### WHAT IS ASKED
Copy out all the lines where "della" shows up.

### RECORDS SUPPLIED

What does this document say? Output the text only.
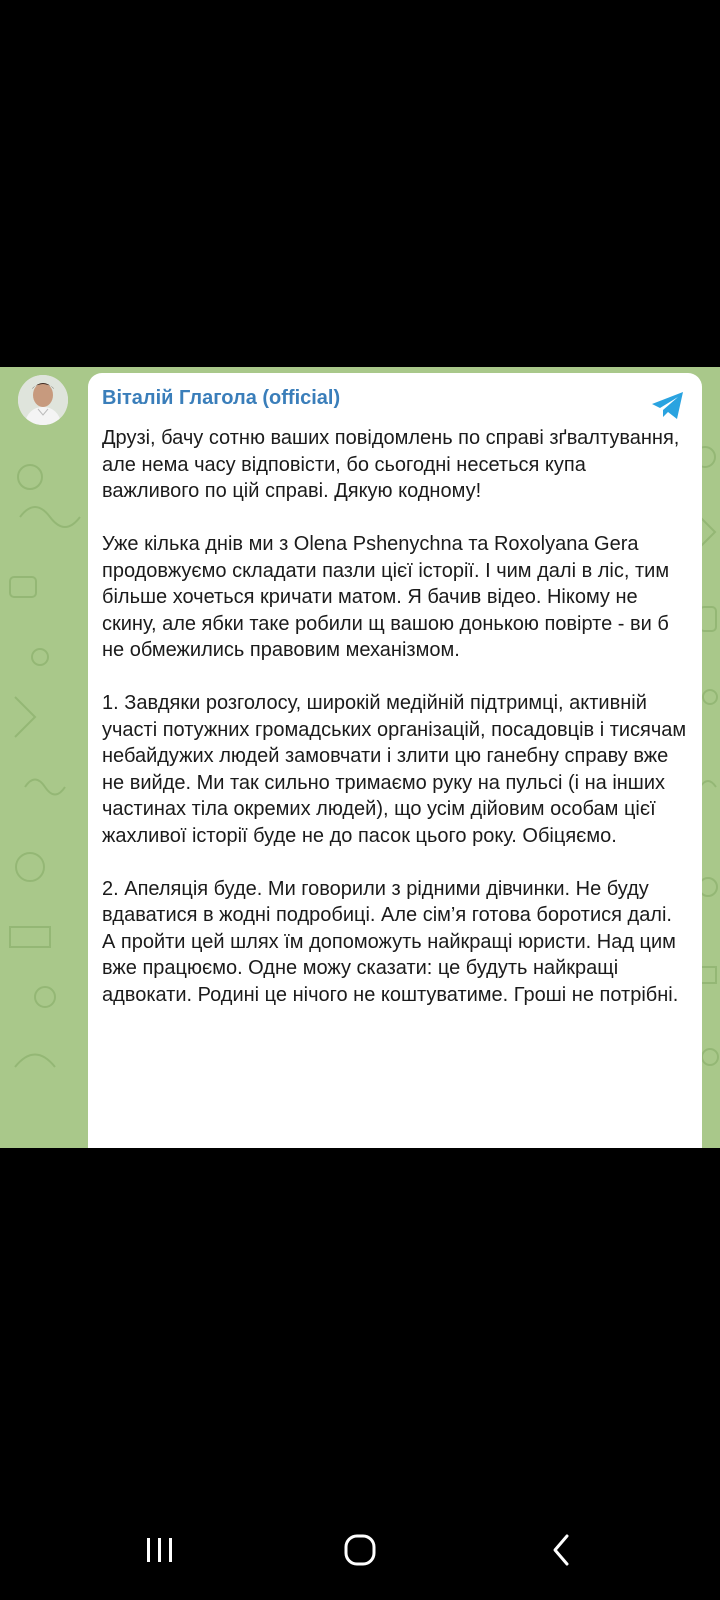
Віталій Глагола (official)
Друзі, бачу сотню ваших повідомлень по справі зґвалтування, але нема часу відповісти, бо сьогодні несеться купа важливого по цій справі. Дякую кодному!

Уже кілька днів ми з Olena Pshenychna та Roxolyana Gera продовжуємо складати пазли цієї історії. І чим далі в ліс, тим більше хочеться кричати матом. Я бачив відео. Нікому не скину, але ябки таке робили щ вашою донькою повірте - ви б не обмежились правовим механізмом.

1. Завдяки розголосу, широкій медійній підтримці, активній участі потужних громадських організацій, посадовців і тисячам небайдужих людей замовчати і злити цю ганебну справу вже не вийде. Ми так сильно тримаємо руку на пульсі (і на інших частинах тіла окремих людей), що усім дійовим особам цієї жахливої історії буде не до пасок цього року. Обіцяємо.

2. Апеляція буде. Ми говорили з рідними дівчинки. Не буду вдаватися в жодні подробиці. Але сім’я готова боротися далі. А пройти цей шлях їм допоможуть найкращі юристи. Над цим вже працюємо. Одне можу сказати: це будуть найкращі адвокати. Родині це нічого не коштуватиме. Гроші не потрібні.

######
### RECORDS SUPPLIED

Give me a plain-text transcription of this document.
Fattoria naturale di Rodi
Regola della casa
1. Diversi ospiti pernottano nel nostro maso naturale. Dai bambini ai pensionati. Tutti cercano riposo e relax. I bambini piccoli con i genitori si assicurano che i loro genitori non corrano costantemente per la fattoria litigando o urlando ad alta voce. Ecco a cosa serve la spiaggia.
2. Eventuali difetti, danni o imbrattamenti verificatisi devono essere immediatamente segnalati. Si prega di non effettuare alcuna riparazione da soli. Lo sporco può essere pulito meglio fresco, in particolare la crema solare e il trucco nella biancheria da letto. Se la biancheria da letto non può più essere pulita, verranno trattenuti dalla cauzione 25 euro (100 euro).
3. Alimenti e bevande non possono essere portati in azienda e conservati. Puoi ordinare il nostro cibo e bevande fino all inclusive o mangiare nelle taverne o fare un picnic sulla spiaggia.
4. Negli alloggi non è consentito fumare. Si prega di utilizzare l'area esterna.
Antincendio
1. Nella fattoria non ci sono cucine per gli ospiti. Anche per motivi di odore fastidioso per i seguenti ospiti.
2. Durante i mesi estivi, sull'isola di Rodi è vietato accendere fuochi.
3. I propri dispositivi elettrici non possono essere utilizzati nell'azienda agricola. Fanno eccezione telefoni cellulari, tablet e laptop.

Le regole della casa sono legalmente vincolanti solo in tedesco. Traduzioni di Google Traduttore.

######
### RECORDS SUPPLIED

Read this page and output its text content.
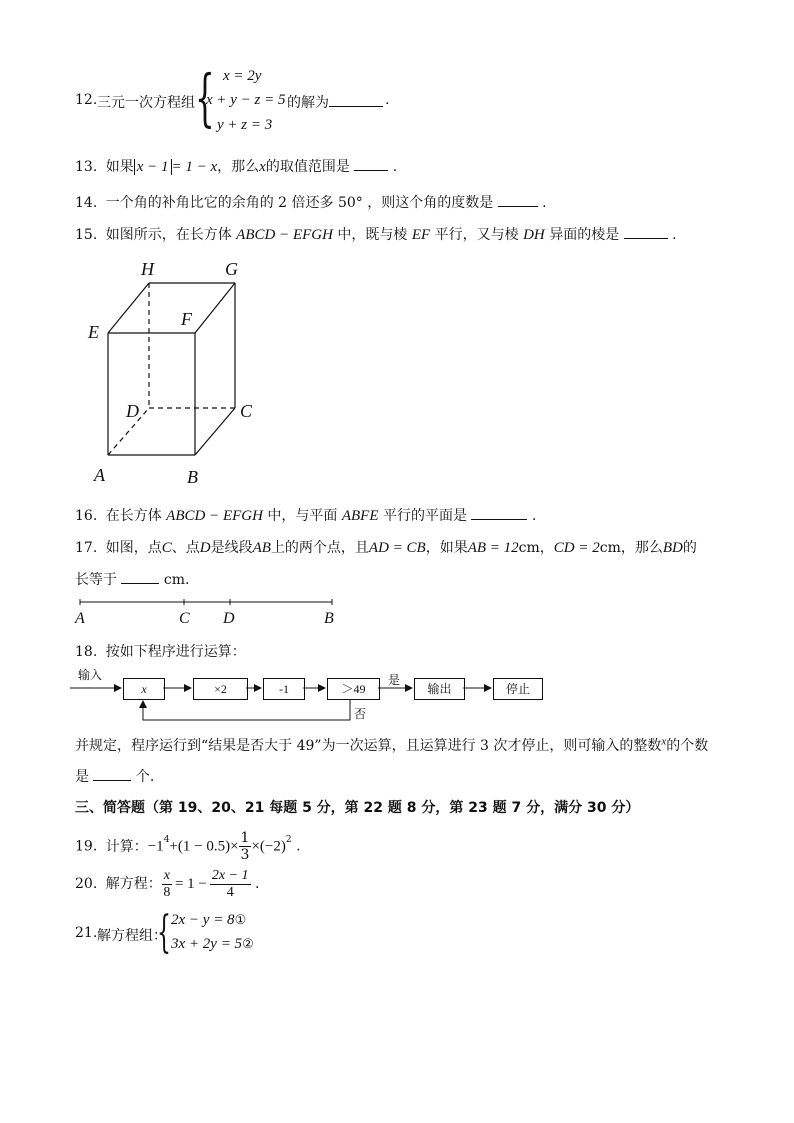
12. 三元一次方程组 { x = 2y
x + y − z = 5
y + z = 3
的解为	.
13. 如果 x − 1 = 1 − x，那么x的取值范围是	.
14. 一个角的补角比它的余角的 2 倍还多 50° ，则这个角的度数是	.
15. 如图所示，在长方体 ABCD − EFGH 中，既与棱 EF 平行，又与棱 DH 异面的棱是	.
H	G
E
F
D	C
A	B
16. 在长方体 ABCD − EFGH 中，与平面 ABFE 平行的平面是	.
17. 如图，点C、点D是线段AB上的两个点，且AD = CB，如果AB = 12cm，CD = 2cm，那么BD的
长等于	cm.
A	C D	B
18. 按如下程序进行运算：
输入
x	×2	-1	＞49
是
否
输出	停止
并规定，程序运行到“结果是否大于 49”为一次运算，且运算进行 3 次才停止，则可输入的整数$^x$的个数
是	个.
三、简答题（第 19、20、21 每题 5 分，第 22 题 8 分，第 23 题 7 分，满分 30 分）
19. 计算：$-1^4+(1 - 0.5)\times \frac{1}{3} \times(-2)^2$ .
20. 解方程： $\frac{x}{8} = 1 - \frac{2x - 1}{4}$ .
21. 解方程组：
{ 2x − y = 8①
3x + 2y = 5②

######

### ANSWER TO THE PROBLEM
Regola della casa
Le regole della casa sono legalmente vincolanti solo in tedesco. Traduzioni di Google Traduttore.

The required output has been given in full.